> **Data records**:
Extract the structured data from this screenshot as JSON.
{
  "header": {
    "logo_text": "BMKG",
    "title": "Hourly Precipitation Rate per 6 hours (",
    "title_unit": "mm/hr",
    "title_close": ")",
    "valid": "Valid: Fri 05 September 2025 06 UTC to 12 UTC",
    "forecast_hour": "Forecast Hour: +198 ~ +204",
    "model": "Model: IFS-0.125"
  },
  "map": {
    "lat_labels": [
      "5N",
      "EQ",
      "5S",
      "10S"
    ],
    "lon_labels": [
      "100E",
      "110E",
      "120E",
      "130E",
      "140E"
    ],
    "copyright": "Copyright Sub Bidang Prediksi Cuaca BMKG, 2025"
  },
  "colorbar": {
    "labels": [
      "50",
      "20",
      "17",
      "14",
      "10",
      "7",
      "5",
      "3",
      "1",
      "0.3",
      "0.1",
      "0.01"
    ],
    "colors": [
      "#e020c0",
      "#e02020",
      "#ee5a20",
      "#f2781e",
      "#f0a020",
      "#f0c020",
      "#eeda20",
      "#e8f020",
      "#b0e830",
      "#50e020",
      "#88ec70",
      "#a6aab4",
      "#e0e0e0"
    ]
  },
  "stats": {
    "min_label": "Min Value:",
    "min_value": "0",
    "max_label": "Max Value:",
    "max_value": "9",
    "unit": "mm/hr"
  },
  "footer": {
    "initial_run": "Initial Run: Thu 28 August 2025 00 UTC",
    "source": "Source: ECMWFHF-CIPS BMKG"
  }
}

> **Challenge**: Quote the listing in full, please, keeping every line exact.

> **Finished answer**:
Extract the structured data from this screenshot as JSON.
{
  "header": {
    "logo_text": "BMKG",
    "title": "Hourly Precipitation Rate per 6 hours (",
    "title_unit": "mm/hr",
    "title_close": ")",
    "valid": "Valid: Fri 05 September 2025 06 UTC to 12 UTC",
    "forecast_hour": "Forecast Hour: +198 ~ +204",
    "model": "Model: IFS-0.125"
  },
  "map": {
    "lat_labels": [
      "5N",
      "EQ",
      "5S",
      "10S"
    ],
    "lon_labels": [
      "100E",
      "110E",
      "120E",
      "130E",
      "140E"
    ],
    "copyright": "Copyright Sub Bidang Prediksi Cuaca BMKG, 2025"
  },
  "colorbar": {
    "labels": [
      "50",
      "20",
      "17",
      "14",
      "10",
      "7",
      "5",
      "3",
      "1",
      "0.3",
      "0.1",
      "0.01"
    ],
    "colors": [
      "#e020c0",
      "#e02020",
      "#ee5a20",
      "#f2781e",
      "#f0a020",
      "#f0c020",
      "#eeda20",
      "#e8f020",
      "#b0e830",
      "#50e020",
      "#88ec70",
      "#a6aab4",
      "#e0e0e0"
    ]
  },
  "stats": {
    "min_label": "Min Value:",
    "min_value": "0",
    "max_label": "Max Value:",
    "max_value": "9",
    "unit": "mm/hr"
  },
  "footer": {
    "initial_run": "Initial Run: Thu 28 August 2025 00 UTC",
    "source": "Source: ECMWFHF-CIPS BMKG"
  }
}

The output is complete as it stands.